(DATA TO PROCESS):

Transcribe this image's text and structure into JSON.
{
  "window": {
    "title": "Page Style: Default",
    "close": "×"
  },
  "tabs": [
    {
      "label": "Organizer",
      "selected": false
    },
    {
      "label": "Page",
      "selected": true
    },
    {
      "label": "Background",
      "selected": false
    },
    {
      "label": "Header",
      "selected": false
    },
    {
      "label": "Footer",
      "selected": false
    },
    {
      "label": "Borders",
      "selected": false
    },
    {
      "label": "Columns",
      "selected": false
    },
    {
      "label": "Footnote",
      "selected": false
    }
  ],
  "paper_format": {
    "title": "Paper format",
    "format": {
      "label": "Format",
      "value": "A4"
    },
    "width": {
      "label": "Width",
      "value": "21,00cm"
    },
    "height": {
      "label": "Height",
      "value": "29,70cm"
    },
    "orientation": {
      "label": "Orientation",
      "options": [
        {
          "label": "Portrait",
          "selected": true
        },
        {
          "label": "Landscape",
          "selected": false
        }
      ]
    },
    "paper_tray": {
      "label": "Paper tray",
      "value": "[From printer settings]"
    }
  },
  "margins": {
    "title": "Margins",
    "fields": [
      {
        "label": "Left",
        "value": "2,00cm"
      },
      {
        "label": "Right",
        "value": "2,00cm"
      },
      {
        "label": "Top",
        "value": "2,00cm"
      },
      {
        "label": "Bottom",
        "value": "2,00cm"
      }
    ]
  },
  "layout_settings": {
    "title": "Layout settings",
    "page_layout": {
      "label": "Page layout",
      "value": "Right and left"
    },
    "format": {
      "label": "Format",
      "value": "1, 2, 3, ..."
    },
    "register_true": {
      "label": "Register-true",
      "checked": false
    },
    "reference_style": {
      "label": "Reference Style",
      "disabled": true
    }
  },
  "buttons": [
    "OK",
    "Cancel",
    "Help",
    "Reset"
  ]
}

(TASK STATEMENT):
Word for word, quote all of the data above.

(THE ANSWER):
Transcribe this image's text and structure into JSON.
{
  "window": {
    "title": "Page Style: Default",
    "close": "×"
  },
  "tabs": [
    {
      "label": "Organizer",
      "selected": false
    },
    {
      "label": "Page",
      "selected": true
    },
    {
      "label": "Background",
      "selected": false
    },
    {
      "label": "Header",
      "selected": false
    },
    {
      "label": "Footer",
      "selected": false
    },
    {
      "label": "Borders",
      "selected": false
    },
    {
      "label": "Columns",
      "selected": false
    },
    {
      "label": "Footnote",
      "selected": false
    }
  ],
  "paper_format": {
    "title": "Paper format",
    "format": {
      "label": "Format",
      "value": "A4"
    },
    "width": {
      "label": "Width",
      "value": "21,00cm"
    },
    "height": {
      "label": "Height",
      "value": "29,70cm"
    },
    "orientation": {
      "label": "Orientation",
      "options": [
        {
          "label": "Portrait",
          "selected": true
        },
        {
          "label": "Landscape",
          "selected": false
        }
      ]
    },
    "paper_tray": {
      "label": "Paper tray",
      "value": "[From printer settings]"
    }
  },
  "margins": {
    "title": "Margins",
    "fields": [
      {
        "label": "Left",
        "value": "2,00cm"
      },
      {
        "label": "Right",
        "value": "2,00cm"
      },
      {
        "label": "Top",
        "value": "2,00cm"
      },
      {
        "label": "Bottom",
        "value": "2,00cm"
      }
    ]
  },
  "layout_settings": {
    "title": "Layout settings",
    "page_layout": {
      "label": "Page layout",
      "value": "Right and left"
    },
    "format": {
      "label": "Format",
      "value": "1, 2, 3, ..."
    },
    "register_true": {
      "label": "Register-true",
      "checked": false
    },
    "reference_style": {
      "label": "Reference Style",
      "disabled": true
    }
  },
  "buttons": [
    "OK",
    "Cancel",
    "Help",
    "Reset"
  ]
}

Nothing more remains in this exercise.